[Problem to work on] Please reproduce the material below, changing each "pillow-icon" to "cushion-icon" and leaving everything else as it is.

[Start of Supplied records]

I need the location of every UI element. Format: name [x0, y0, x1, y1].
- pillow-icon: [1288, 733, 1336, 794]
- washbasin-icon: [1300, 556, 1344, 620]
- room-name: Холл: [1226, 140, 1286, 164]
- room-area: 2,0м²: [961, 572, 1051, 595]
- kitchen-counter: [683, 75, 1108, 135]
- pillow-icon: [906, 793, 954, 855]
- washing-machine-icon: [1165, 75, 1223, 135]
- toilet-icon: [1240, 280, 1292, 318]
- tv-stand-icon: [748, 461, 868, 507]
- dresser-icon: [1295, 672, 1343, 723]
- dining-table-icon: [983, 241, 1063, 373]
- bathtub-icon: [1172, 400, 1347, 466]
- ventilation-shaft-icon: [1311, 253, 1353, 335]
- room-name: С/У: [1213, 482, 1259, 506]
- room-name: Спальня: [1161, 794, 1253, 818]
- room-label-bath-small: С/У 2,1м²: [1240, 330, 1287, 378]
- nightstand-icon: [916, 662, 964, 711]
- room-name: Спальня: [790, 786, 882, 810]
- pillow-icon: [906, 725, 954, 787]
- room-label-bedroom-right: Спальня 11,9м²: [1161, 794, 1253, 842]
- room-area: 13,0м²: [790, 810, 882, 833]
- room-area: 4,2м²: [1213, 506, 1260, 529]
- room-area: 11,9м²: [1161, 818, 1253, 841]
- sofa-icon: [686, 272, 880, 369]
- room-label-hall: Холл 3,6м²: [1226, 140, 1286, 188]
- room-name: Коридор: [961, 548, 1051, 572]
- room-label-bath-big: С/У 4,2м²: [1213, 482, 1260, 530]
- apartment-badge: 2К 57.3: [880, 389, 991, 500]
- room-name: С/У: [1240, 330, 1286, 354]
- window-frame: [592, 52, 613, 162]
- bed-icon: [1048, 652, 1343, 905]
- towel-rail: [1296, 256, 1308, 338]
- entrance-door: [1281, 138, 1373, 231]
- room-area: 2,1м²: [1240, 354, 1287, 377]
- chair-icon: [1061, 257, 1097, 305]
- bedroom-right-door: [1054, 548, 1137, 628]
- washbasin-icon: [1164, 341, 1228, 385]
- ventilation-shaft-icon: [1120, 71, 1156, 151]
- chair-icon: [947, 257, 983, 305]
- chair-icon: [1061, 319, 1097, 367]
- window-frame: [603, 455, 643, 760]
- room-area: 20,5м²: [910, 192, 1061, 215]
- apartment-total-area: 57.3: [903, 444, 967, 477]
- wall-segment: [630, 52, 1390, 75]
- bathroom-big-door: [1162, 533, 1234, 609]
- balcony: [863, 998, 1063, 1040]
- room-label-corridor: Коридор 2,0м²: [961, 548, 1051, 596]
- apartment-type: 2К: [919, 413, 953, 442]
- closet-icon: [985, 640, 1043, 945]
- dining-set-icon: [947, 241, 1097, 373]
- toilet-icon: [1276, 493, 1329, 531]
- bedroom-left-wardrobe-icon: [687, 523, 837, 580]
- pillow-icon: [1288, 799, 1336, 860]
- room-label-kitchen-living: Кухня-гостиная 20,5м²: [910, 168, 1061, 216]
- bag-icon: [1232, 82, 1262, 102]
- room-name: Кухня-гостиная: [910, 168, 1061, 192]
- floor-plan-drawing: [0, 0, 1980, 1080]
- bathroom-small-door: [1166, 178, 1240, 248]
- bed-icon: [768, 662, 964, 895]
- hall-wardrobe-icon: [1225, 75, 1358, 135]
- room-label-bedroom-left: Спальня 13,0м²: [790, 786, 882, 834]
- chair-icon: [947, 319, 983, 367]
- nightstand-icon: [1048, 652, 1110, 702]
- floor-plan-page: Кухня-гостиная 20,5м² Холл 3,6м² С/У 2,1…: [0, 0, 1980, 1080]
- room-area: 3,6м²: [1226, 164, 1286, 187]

[End of Supplied records]

[Result of this task]
I need the location of every UI element. Format: name [x0, y0, x1, y1].
- cushion-icon: [1288, 733, 1336, 794]
- washbasin-icon: [1300, 556, 1344, 620]
- room-name: Холл: [1226, 140, 1286, 164]
- room-area: 2,0м²: [961, 572, 1051, 595]
- kitchen-counter: [683, 75, 1108, 135]
- cushion-icon: [906, 793, 954, 855]
- washing-machine-icon: [1165, 75, 1223, 135]
- toilet-icon: [1240, 280, 1292, 318]
- tv-stand-icon: [748, 461, 868, 507]
- dresser-icon: [1295, 672, 1343, 723]
- dining-table-icon: [983, 241, 1063, 373]
- bathtub-icon: [1172, 400, 1347, 466]
- ventilation-shaft-icon: [1311, 253, 1353, 335]
- room-name: С/У: [1213, 482, 1259, 506]
- room-name: Спальня: [1161, 794, 1253, 818]
- room-label-bath-small: С/У 2,1м²: [1240, 330, 1287, 378]
- nightstand-icon: [916, 662, 964, 711]
- room-name: Спальня: [790, 786, 882, 810]
- cushion-icon: [906, 725, 954, 787]
- room-label-bedroom-right: Спальня 11,9м²: [1161, 794, 1253, 842]
- room-area: 13,0м²: [790, 810, 882, 833]
- room-area: 4,2м²: [1213, 506, 1260, 529]
- room-area: 11,9м²: [1161, 818, 1253, 841]
- sofa-icon: [686, 272, 880, 369]
- room-label-hall: Холл 3,6м²: [1226, 140, 1286, 188]
- room-name: Коридор: [961, 548, 1051, 572]
- room-label-bath-big: С/У 4,2м²: [1213, 482, 1260, 530]
- apartment-badge: 2К 57.3: [880, 389, 991, 500]
- room-name: С/У: [1240, 330, 1286, 354]
- window-frame: [592, 52, 613, 162]
- bed-icon: [1048, 652, 1343, 905]
- towel-rail: [1296, 256, 1308, 338]
- entrance-door: [1281, 138, 1373, 231]
- room-area: 2,1м²: [1240, 354, 1287, 377]
- chair-icon: [1061, 257, 1097, 305]
- bedroom-right-door: [1054, 548, 1137, 628]
- washbasin-icon: [1164, 341, 1228, 385]
- ventilation-shaft-icon: [1120, 71, 1156, 151]
- chair-icon: [947, 257, 983, 305]
- chair-icon: [1061, 319, 1097, 367]
- window-frame: [603, 455, 643, 760]
- room-area: 20,5м²: [910, 192, 1061, 215]
- apartment-total-area: 57.3: [903, 444, 967, 477]
- wall-segment: [630, 52, 1390, 75]
- bathroom-big-door: [1162, 533, 1234, 609]
- balcony: [863, 998, 1063, 1040]
- room-label-corridor: Коридор 2,0м²: [961, 548, 1051, 596]
- apartment-type: 2К: [919, 413, 953, 442]
- closet-icon: [985, 640, 1043, 945]
- dining-set-icon: [947, 241, 1097, 373]
- toilet-icon: [1276, 493, 1329, 531]
- bedroom-left-wardrobe-icon: [687, 523, 837, 580]
- cushion-icon: [1288, 799, 1336, 860]
- room-label-kitchen-living: Кухня-гостиная 20,5м²: [910, 168, 1061, 216]
- bag-icon: [1232, 82, 1262, 102]
- room-name: Кухня-гостиная: [910, 168, 1061, 192]
- floor-plan-drawing: [0, 0, 1980, 1080]
- bathroom-small-door: [1166, 178, 1240, 248]
- bed-icon: [768, 662, 964, 895]
- hall-wardrobe-icon: [1225, 75, 1358, 135]
- room-label-bedroom-left: Спальня 13,0м²: [790, 786, 882, 834]
- chair-icon: [947, 319, 983, 367]
- nightstand-icon: [1048, 652, 1110, 702]
- floor-plan-page: Кухня-гостиная 20,5м² Холл 3,6м² С/У 2,1…: [0, 0, 1980, 1080]
- room-area: 3,6м²: [1226, 164, 1286, 187]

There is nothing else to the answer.